Required work. In the entries below, identify every line with the string "мазмұнына" and copy it.

Data section.
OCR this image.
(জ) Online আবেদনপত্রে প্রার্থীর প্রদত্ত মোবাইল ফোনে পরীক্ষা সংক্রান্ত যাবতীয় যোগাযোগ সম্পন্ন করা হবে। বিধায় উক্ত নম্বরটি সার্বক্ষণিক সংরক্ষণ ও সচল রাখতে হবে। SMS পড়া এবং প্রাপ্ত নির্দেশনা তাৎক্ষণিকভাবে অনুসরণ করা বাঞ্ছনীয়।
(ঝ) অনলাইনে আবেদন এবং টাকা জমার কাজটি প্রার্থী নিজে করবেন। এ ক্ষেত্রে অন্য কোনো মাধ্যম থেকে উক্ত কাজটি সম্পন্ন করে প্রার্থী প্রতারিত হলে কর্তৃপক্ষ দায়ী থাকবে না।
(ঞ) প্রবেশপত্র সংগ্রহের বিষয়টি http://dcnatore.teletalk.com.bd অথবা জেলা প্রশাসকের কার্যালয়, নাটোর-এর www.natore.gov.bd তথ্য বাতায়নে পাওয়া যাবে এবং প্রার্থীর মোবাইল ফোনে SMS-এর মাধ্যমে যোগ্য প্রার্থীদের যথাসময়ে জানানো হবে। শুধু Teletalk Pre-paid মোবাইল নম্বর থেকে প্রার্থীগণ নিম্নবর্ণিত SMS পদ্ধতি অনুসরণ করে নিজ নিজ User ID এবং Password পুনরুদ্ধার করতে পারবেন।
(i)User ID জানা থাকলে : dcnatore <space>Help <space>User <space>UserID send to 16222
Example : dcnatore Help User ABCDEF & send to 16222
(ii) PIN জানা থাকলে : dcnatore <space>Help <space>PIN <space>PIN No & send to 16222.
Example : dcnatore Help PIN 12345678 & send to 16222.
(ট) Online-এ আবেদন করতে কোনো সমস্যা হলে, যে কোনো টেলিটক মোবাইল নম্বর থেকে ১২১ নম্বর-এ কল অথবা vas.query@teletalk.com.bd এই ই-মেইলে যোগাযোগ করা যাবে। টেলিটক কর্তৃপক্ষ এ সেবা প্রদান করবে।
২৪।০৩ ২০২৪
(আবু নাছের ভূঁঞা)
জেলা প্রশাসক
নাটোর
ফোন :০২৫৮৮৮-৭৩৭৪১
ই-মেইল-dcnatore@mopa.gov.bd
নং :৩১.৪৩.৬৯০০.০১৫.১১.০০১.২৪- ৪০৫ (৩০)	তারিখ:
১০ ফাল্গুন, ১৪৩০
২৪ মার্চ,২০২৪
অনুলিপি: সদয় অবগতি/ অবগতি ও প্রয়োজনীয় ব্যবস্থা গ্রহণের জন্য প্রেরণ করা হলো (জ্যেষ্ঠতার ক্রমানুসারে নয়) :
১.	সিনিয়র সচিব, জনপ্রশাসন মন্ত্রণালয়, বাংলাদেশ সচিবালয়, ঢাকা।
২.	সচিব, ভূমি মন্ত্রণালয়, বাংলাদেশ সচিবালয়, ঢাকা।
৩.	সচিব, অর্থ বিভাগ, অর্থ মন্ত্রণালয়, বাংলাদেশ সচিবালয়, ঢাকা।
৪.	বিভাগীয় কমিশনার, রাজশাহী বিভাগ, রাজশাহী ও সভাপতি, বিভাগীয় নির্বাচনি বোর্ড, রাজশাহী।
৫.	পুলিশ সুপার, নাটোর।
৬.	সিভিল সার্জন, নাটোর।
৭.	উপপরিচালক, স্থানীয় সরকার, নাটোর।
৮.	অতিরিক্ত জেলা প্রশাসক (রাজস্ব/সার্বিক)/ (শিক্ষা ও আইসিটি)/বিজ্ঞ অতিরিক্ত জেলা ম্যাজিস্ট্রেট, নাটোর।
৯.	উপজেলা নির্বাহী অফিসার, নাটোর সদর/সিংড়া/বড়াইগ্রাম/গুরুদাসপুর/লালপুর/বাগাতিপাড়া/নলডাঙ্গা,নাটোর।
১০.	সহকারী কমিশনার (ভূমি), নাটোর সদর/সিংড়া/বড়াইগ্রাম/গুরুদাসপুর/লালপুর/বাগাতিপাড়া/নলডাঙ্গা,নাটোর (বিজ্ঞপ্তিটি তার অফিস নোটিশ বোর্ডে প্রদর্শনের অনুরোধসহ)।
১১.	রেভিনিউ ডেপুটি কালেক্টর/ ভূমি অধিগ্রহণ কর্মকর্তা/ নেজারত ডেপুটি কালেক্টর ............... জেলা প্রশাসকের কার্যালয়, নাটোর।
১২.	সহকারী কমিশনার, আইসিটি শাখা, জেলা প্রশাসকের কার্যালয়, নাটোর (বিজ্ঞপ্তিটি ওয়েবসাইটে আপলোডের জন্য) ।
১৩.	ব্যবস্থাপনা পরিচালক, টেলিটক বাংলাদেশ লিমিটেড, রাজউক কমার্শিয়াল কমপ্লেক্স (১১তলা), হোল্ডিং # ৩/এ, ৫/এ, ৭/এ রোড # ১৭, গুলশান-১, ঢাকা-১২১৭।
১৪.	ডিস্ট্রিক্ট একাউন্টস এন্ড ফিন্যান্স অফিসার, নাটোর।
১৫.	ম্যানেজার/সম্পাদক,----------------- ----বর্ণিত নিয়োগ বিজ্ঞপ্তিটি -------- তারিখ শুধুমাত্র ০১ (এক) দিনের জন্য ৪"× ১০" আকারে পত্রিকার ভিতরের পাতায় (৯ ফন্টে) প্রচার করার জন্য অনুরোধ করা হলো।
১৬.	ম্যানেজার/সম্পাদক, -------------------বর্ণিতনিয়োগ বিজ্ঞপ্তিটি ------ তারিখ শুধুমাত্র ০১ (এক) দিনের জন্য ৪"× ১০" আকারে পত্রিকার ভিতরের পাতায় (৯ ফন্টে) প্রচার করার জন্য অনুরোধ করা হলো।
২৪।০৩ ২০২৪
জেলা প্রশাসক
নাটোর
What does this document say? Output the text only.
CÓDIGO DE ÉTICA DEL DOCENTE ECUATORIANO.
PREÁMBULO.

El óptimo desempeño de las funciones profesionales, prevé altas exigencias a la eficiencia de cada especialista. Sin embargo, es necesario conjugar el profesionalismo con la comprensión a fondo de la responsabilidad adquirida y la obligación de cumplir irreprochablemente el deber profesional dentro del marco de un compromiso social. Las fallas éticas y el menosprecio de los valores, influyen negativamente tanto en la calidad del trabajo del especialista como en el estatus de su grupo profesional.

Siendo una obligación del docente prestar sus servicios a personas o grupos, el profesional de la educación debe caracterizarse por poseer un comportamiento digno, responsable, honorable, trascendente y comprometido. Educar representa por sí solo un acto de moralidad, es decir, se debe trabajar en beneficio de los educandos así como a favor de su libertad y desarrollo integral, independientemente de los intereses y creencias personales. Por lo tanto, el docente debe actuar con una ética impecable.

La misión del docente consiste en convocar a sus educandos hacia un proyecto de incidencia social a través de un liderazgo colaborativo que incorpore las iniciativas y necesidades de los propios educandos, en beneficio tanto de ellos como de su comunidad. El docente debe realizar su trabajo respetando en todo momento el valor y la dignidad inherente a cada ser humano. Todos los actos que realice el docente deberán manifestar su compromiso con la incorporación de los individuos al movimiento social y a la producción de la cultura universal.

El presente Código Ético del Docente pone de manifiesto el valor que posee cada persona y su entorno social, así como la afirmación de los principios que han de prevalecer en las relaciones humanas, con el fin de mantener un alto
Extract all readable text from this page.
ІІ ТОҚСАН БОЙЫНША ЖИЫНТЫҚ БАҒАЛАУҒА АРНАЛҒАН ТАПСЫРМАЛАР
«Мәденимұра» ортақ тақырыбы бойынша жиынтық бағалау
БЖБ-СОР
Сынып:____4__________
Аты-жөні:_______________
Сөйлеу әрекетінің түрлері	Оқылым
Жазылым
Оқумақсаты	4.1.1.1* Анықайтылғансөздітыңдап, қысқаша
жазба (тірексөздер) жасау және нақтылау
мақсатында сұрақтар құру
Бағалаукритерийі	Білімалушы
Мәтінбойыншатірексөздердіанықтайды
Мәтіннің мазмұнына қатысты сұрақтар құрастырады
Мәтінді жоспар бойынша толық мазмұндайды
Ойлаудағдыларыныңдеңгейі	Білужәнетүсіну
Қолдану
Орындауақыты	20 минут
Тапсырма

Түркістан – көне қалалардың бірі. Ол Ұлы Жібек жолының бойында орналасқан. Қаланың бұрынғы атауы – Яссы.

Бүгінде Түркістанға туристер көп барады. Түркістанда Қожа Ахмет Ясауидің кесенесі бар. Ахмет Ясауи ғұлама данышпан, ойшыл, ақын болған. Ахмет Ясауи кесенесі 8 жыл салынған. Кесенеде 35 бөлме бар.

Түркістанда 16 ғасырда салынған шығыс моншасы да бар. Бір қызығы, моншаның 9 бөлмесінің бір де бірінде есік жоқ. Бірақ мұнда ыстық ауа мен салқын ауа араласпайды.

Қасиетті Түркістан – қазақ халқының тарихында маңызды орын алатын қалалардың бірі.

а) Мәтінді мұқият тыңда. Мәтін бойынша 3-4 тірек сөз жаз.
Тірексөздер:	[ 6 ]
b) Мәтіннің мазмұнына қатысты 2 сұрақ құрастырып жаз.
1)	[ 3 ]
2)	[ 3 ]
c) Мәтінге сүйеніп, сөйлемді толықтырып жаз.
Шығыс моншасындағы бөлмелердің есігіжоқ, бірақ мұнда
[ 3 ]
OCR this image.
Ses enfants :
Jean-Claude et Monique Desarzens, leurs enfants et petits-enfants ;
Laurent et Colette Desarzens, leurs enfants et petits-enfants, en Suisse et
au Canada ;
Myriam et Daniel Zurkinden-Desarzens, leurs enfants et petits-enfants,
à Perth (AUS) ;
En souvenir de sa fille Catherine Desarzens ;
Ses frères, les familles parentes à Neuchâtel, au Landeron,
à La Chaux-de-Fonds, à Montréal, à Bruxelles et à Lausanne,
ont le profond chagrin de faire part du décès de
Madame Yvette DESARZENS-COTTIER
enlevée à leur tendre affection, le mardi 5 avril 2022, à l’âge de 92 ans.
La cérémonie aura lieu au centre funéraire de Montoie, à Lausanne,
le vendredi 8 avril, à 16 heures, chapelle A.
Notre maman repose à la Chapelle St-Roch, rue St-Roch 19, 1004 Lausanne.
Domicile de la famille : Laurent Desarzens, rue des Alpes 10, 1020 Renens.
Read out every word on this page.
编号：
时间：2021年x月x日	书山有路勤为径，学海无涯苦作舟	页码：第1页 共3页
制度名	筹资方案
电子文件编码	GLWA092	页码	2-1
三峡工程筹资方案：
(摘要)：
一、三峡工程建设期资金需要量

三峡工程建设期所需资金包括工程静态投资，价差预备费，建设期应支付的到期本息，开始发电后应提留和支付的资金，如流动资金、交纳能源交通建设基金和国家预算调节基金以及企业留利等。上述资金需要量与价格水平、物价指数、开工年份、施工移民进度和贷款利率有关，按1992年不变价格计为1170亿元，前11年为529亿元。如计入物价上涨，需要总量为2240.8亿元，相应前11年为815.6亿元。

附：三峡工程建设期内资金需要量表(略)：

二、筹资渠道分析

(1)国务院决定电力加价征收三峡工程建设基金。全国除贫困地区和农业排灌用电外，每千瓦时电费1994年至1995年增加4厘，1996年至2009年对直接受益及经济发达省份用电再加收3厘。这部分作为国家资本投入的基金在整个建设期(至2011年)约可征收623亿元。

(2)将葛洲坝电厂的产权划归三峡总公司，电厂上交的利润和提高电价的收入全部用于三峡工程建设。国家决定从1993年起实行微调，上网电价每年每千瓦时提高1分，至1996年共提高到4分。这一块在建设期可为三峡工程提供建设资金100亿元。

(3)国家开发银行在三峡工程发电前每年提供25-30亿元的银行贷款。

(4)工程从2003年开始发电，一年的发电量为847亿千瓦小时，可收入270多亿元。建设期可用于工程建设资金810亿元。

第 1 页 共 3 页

Answer to this task.
Мәтіннің мазмұнына қатысты сұрақтар құрастырады
b) Мәтіннің мазмұнына қатысты 2 сұрақ құрастырып жаз.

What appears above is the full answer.